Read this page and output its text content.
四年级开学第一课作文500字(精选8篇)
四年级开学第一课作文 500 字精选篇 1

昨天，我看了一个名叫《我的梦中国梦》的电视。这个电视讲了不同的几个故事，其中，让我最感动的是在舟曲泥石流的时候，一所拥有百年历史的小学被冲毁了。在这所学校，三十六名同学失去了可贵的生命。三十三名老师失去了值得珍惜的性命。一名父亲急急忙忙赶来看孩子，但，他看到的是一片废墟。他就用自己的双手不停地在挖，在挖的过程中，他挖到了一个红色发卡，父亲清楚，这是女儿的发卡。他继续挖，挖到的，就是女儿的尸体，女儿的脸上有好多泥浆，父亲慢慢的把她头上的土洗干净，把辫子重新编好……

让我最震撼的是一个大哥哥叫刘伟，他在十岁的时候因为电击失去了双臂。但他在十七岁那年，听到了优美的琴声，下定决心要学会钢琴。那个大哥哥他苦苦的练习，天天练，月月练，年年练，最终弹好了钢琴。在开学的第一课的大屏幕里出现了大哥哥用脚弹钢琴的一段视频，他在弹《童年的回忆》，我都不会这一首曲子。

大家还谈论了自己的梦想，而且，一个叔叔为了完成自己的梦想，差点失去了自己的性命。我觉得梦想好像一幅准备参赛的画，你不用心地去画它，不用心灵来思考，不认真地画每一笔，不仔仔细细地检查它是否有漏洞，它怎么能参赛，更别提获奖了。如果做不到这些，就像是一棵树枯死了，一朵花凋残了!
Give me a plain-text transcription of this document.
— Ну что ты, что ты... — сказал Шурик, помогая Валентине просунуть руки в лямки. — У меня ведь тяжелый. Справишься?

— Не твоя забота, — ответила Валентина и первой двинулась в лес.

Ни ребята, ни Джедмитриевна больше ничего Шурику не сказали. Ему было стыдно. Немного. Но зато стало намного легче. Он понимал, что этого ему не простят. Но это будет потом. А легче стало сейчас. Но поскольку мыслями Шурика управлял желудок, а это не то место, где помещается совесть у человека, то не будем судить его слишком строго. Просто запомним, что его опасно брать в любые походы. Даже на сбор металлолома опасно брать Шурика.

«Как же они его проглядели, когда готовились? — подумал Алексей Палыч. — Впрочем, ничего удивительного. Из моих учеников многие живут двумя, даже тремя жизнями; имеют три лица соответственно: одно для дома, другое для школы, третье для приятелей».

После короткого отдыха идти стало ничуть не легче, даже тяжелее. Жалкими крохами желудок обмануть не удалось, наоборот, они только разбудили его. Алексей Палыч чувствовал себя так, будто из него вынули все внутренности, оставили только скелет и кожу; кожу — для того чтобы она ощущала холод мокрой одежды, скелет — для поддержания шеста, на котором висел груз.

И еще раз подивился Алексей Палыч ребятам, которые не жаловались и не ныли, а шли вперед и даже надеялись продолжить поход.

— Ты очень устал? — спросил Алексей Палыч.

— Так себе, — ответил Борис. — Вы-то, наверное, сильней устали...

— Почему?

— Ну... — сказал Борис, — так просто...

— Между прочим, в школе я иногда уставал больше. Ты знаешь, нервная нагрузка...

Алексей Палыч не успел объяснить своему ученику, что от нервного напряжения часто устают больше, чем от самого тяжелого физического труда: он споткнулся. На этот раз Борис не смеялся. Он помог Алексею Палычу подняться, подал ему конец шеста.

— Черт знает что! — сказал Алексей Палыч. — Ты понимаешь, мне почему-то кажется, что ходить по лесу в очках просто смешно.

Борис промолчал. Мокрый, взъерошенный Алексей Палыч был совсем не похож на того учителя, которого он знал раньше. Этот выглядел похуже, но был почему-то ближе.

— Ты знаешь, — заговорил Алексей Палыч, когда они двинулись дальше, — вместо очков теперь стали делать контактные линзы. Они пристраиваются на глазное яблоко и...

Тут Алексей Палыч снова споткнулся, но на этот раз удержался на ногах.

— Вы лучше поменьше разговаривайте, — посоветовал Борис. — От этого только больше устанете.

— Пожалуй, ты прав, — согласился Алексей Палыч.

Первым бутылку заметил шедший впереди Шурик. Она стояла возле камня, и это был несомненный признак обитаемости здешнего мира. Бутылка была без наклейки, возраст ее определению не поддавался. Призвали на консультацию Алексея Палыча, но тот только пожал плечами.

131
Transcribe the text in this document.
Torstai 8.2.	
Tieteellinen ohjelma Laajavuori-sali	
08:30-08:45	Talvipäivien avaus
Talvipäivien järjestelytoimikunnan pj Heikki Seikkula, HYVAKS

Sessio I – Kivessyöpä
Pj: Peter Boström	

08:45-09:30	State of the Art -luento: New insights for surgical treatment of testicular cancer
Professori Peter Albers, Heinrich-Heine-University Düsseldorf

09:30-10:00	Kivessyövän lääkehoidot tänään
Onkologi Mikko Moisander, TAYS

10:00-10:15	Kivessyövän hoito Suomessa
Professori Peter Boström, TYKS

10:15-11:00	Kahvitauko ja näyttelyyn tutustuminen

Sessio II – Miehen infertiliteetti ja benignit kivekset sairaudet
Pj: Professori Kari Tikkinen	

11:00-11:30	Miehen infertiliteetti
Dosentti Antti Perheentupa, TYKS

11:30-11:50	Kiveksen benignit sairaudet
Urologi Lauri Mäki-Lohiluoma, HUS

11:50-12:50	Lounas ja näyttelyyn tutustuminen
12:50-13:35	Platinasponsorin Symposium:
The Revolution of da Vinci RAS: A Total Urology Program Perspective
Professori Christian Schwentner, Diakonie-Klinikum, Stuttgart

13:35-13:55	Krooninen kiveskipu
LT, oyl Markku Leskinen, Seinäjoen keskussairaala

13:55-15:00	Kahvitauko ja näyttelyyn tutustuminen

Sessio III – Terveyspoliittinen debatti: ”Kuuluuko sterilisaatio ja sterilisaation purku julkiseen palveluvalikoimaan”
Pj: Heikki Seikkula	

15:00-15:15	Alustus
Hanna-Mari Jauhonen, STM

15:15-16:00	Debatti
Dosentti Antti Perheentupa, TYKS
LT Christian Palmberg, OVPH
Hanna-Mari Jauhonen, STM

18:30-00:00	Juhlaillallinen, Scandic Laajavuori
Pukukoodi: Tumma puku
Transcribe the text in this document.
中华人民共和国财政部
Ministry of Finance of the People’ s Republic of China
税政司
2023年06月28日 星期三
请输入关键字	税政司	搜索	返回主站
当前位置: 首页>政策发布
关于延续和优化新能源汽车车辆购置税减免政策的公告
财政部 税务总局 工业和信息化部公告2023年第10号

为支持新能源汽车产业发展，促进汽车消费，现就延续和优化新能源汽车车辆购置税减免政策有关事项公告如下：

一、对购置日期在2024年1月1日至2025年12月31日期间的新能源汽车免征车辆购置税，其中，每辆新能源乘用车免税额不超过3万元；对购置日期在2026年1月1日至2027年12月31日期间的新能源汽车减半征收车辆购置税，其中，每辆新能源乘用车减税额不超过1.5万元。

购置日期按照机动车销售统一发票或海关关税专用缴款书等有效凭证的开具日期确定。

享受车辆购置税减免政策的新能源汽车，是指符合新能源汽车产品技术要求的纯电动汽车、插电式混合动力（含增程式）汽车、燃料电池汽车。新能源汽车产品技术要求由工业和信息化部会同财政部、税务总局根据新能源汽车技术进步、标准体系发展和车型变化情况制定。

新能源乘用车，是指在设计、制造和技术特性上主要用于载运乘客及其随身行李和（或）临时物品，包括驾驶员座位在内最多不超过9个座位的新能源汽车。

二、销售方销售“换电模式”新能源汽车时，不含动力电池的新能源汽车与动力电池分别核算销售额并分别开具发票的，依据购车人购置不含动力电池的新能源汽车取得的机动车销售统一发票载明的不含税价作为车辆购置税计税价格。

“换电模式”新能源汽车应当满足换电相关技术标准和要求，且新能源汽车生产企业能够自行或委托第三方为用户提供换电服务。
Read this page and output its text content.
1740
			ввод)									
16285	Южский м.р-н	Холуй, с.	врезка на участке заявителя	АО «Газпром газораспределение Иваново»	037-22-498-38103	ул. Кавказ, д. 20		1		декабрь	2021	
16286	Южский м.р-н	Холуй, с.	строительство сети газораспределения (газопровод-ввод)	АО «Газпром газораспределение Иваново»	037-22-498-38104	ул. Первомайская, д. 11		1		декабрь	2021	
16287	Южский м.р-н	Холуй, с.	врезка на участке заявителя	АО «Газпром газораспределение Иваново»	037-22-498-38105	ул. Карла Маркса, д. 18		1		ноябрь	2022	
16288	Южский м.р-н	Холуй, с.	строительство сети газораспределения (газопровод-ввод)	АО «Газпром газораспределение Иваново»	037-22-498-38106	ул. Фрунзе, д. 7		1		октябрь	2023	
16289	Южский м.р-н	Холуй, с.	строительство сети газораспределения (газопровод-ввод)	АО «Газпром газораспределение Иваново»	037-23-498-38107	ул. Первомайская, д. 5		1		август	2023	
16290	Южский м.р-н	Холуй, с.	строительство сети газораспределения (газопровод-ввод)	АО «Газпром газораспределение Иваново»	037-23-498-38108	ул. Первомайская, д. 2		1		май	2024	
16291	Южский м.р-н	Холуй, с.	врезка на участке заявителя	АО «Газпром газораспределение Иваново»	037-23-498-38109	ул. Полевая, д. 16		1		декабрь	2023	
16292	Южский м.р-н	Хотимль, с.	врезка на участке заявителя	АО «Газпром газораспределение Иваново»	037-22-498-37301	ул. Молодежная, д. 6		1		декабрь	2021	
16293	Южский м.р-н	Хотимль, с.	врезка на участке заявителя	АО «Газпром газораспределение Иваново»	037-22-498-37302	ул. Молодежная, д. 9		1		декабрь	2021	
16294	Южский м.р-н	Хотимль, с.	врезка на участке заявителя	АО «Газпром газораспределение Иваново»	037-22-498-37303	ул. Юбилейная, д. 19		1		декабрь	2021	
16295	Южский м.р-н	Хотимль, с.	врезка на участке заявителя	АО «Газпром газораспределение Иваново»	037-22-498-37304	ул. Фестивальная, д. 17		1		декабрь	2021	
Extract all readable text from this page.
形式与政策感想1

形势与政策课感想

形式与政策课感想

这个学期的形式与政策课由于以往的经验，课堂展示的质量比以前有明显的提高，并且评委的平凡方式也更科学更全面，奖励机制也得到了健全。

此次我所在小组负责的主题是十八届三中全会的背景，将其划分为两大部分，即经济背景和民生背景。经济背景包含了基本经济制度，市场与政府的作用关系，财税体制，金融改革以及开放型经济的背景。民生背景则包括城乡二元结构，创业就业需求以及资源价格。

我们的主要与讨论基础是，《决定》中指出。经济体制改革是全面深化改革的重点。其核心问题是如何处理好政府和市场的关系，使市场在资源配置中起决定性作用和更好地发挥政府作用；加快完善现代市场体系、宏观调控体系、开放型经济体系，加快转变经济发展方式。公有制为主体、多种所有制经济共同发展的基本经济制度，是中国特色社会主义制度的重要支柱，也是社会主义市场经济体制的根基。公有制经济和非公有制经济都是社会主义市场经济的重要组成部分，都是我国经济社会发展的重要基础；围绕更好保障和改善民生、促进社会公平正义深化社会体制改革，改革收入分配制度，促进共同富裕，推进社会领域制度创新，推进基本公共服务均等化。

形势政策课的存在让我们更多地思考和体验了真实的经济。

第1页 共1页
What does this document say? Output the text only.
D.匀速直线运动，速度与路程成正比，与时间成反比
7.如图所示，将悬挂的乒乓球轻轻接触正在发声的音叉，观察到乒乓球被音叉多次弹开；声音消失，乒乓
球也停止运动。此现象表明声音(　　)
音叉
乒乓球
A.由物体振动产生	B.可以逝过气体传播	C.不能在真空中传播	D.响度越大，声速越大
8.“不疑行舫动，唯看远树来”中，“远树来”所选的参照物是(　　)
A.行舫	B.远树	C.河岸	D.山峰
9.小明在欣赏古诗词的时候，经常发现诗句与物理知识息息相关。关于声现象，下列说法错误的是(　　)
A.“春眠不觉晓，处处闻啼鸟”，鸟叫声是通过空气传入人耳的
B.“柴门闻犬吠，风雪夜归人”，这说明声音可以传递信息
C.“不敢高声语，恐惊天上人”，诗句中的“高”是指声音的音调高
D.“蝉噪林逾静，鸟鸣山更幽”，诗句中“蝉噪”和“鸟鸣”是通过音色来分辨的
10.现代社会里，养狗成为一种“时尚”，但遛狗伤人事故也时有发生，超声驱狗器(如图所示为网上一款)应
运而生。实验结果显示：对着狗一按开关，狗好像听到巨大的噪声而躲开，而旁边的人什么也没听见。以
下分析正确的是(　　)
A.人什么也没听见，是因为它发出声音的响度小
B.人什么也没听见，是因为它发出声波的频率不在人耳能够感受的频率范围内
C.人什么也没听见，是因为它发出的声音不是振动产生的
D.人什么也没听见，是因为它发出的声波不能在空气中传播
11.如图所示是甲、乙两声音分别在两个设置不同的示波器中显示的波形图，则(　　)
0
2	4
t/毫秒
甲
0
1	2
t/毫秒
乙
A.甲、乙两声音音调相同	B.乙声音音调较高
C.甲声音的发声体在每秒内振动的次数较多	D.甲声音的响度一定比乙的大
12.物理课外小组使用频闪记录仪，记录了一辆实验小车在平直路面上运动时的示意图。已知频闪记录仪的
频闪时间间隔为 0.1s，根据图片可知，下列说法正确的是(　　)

□ □ □

# Given task:
Lines containing the word "врезка" must all be returned from the material above.

# Worked answer:
16285	Южский м.р-н	Холуй, с.	врезка на участке заявителя	АО «Газпром газораспределение Иваново»	037-22-498-38103	ул. Кавказ, д. 20		1		декабрь	2021	
16287	Южский м.р-н	Холуй, с.	врезка на участке заявителя	АО «Газпром газораспределение Иваново»	037-22-498-38105	ул. Карла Маркса, д. 18		1		ноябрь	2022	
16291	Южский м.р-н	Холуй, с.	врезка на участке заявителя	АО «Газпром газораспределение Иваново»	037-23-498-38109	ул. Полевая, д. 16		1		декабрь	2023	
16292	Южский м.р-н	Хотимль, с.	врезка на участке заявителя	АО «Газпром газораспределение Иваново»	037-22-498-37301	ул. Молодежная, д. 6		1		декабрь	2021	
16293	Южский м.р-н	Хотимль, с.	врезка на участке заявителя	АО «Газпром газораспределение Иваново»	037-22-498-37302	ул. Молодежная, д. 9		1		декабрь	2021	
16294	Южский м.р-н	Хотимль, с.	врезка на участке заявителя	АО «Газпром газораспределение Иваново»	037-22-498-37303	ул. Юбилейная, д. 19		1		декабрь	2021	
16295	Южский м.р-н	Хотимль, с.	врезка на участке заявителя	АО «Газпром газораспределение Иваново»	037-22-498-37304	ул. Фестивальная, д. 17		1		декабрь	2021	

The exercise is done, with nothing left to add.